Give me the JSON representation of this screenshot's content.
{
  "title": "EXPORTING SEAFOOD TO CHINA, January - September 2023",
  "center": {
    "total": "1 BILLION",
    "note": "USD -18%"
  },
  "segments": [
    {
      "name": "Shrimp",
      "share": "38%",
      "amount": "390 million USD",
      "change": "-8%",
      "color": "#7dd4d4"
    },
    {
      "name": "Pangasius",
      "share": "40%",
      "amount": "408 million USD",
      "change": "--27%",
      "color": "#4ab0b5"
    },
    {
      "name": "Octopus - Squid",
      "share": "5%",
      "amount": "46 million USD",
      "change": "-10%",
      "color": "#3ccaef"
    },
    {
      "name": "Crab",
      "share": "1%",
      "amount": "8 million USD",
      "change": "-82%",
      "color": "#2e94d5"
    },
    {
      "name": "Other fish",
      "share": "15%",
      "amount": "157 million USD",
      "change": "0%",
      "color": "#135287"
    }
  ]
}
--
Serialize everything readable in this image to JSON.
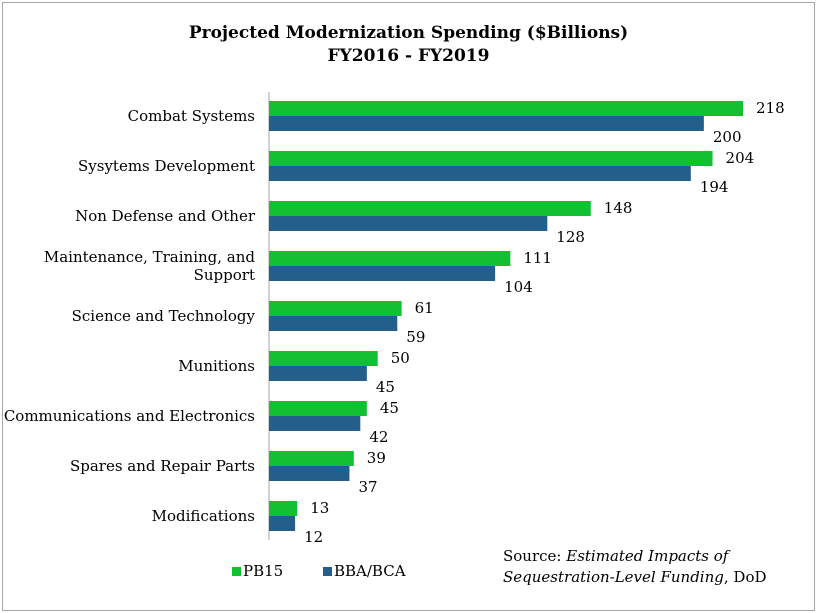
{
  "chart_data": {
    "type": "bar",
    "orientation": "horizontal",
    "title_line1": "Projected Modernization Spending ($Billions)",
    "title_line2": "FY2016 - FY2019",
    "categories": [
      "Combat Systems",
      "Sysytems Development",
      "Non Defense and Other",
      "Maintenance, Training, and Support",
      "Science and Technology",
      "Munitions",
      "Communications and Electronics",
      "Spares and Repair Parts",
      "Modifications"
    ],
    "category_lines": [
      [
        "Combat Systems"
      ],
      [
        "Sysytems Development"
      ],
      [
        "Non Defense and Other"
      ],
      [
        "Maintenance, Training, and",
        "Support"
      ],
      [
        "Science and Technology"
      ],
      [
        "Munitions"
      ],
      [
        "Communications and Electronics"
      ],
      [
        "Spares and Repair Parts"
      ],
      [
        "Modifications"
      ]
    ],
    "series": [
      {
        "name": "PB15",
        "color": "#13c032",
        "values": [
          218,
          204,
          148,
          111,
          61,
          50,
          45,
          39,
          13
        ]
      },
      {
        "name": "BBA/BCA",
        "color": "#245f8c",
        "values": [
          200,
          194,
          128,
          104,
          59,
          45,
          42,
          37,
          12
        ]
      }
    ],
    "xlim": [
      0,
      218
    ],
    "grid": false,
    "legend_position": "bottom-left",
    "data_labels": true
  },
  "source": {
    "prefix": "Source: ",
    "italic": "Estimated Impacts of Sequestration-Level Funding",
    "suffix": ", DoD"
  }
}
==
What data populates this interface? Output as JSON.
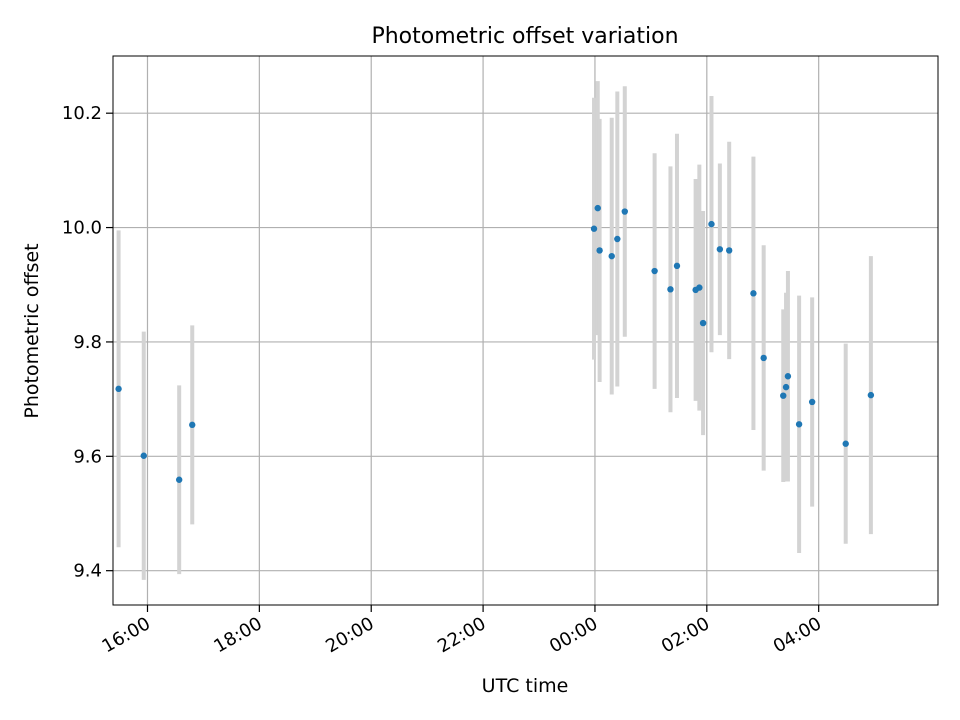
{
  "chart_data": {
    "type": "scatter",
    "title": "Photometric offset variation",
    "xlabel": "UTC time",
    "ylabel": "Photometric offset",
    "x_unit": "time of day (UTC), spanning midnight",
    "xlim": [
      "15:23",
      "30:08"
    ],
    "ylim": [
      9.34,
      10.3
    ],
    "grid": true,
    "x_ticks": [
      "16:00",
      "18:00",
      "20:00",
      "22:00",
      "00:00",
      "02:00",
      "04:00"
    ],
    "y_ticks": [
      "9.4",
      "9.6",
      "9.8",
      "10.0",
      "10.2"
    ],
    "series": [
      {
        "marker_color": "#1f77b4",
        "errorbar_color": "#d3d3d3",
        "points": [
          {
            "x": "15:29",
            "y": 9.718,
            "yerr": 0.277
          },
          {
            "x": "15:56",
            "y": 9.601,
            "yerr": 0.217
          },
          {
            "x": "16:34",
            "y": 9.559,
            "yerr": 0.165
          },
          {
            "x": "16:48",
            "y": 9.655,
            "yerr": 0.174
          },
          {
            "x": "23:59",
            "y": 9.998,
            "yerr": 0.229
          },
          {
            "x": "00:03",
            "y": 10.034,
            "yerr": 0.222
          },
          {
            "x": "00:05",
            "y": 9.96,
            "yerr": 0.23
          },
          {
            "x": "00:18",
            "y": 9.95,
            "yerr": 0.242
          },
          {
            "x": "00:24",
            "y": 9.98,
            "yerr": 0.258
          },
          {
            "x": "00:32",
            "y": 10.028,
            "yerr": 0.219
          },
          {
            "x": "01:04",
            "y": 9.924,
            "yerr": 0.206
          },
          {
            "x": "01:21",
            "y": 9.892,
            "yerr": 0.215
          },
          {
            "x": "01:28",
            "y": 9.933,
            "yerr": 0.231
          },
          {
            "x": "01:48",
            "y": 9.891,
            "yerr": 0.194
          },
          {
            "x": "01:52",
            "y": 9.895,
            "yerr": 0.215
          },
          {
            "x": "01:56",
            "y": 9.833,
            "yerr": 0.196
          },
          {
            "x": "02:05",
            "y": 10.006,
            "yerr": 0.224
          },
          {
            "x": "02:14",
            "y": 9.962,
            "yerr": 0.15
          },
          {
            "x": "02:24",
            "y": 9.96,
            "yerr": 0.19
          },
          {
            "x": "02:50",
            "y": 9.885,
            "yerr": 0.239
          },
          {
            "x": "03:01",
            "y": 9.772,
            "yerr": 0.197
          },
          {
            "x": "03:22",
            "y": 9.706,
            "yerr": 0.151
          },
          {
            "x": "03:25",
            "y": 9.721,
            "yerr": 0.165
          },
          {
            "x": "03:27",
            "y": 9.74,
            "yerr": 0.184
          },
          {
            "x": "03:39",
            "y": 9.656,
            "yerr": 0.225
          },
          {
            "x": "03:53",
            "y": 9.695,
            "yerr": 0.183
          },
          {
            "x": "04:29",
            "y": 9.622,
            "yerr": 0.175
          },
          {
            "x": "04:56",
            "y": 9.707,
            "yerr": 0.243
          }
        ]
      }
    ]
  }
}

Stated goal: Review the material and copy each line in which the word "Electronics" appears.

In response:
      "Communications and Electronics",
        "Communications and Electronics"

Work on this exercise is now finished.